■ Supplied material ■
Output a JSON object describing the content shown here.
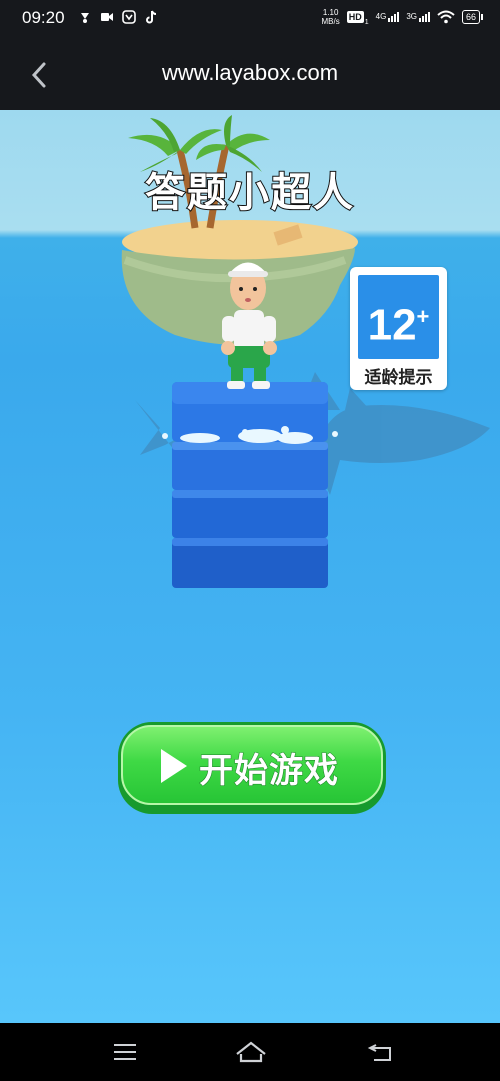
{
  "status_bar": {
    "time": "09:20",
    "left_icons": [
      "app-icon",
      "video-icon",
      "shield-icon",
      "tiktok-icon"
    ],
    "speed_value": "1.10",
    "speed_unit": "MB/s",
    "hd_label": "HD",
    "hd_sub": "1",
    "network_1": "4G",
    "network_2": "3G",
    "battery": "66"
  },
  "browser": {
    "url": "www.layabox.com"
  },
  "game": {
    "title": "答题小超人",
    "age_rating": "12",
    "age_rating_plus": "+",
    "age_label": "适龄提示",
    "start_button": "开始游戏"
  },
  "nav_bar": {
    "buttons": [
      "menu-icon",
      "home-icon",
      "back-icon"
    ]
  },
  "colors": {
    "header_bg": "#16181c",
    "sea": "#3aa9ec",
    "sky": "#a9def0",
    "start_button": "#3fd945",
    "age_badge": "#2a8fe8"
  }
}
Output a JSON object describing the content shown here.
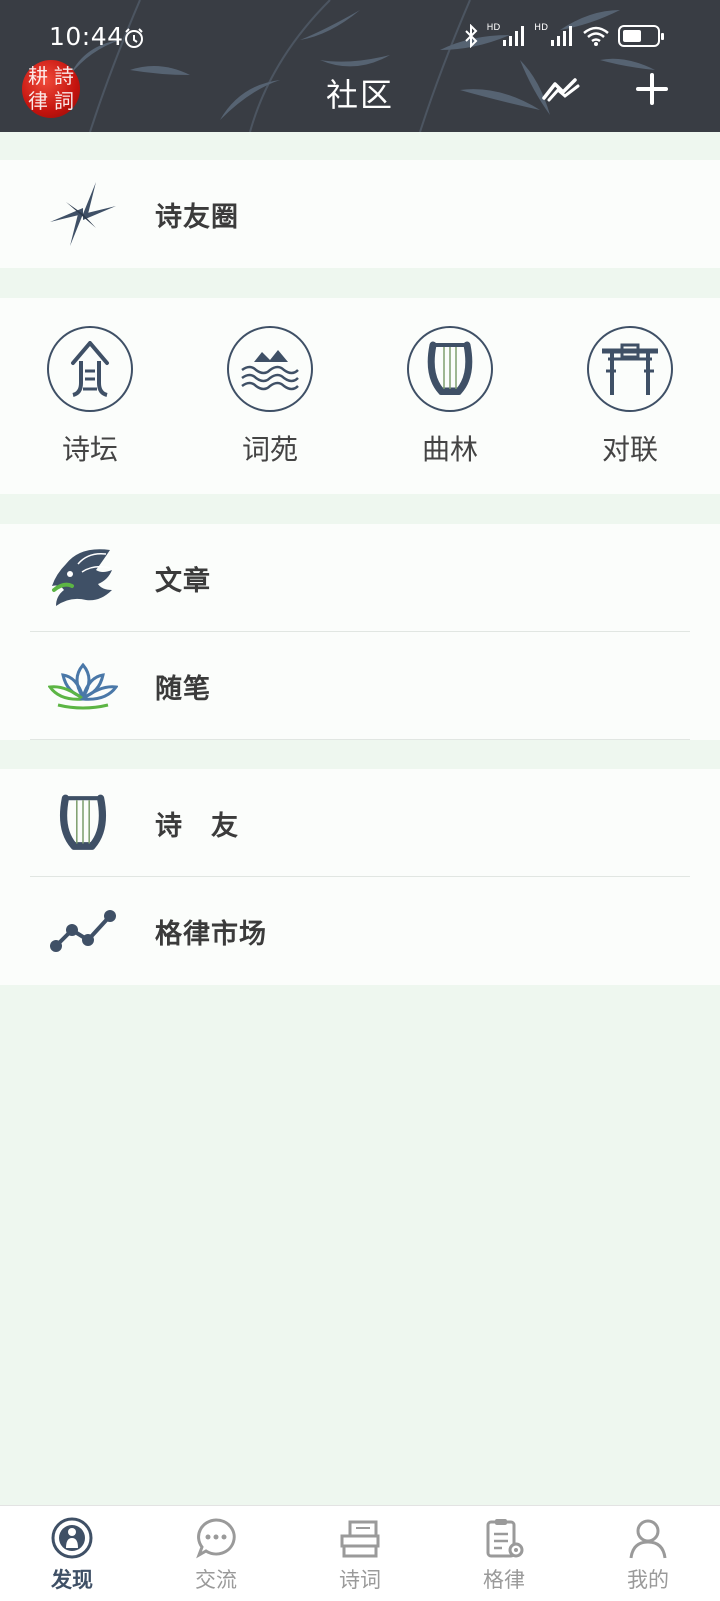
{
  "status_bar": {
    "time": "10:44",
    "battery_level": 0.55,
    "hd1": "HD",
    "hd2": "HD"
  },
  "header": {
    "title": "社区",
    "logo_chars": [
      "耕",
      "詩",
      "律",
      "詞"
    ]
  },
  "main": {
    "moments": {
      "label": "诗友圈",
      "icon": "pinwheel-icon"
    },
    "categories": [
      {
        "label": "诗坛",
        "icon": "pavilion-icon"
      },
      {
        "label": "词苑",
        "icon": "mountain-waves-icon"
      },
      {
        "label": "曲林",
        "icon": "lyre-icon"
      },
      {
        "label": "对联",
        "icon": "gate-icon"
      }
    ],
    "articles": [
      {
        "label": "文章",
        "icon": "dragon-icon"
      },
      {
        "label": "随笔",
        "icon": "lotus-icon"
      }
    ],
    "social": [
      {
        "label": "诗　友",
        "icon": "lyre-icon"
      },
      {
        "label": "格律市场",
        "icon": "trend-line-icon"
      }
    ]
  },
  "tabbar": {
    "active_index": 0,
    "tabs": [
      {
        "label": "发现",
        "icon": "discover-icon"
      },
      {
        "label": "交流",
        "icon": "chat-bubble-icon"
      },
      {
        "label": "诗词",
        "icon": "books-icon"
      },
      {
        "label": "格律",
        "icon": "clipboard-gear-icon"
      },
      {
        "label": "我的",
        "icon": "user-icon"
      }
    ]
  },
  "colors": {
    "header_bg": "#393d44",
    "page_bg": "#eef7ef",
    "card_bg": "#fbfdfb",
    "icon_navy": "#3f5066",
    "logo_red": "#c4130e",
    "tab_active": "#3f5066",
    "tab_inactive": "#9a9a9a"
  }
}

■ Short task ■
Print out the material word for word, omitting the pictures.

■ Problem solution ■
Output a JSON object describing the content shown here.
{
  "status_bar": {
    "time": "09:20",
    "left_icons": [
      "app-icon",
      "video-icon",
      "shield-icon",
      "tiktok-icon"
    ],
    "speed_value": "1.10",
    "speed_unit": "MB/s",
    "hd_label": "HD",
    "hd_sub": "1",
    "network_1": "4G",
    "network_2": "3G",
    "battery": "66"
  },
  "browser": {
    "url": "www.layabox.com"
  },
  "game": {
    "title": "答题小超人",
    "age_rating": "12",
    "age_rating_plus": "+",
    "age_label": "适龄提示",
    "start_button": "开始游戏"
  },
  "nav_bar": {
    "buttons": [
      "menu-icon",
      "home-icon",
      "back-icon"
    ]
  },
  "colors": {
    "header_bg": "#16181c",
    "sea": "#3aa9ec",
    "sky": "#a9def0",
    "start_button": "#3fd945",
    "age_badge": "#2a8fe8"
  }
}
Output a JSON object describing the content shown here.
{
  "status_bar": {
    "time": "10:44",
    "battery_level": 0.55,
    "hd1": "HD",
    "hd2": "HD"
  },
  "header": {
    "title": "社区",
    "logo_chars": [
      "耕",
      "詩",
      "律",
      "詞"
    ]
  },
  "main": {
    "moments": {
      "label": "诗友圈",
      "icon": "pinwheel-icon"
    },
    "categories": [
      {
        "label": "诗坛",
        "icon": "pavilion-icon"
      },
      {
        "label": "词苑",
        "icon": "mountain-waves-icon"
      },
      {
        "label": "曲林",
        "icon": "lyre-icon"
      },
      {
        "label": "对联",
        "icon": "gate-icon"
      }
    ],
    "articles": [
      {
        "label": "文章",
        "icon": "dragon-icon"
      },
      {
        "label": "随笔",
        "icon": "lotus-icon"
      }
    ],
    "social": [
      {
        "label": "诗　友",
        "icon": "lyre-icon"
      },
      {
        "label": "格律市场",
        "icon": "trend-line-icon"
      }
    ]
  },
  "tabbar": {
    "active_index": 0,
    "tabs": [
      {
        "label": "发现",
        "icon": "discover-icon"
      },
      {
        "label": "交流",
        "icon": "chat-bubble-icon"
      },
      {
        "label": "诗词",
        "icon": "books-icon"
      },
      {
        "label": "格律",
        "icon": "clipboard-gear-icon"
      },
      {
        "label": "我的",
        "icon": "user-icon"
      }
    ]
  },
  "colors": {
    "header_bg": "#393d44",
    "page_bg": "#eef7ef",
    "card_bg": "#fbfdfb",
    "icon_navy": "#3f5066",
    "logo_red": "#c4130e",
    "tab_active": "#3f5066",
    "tab_inactive": "#9a9a9a"
  }
}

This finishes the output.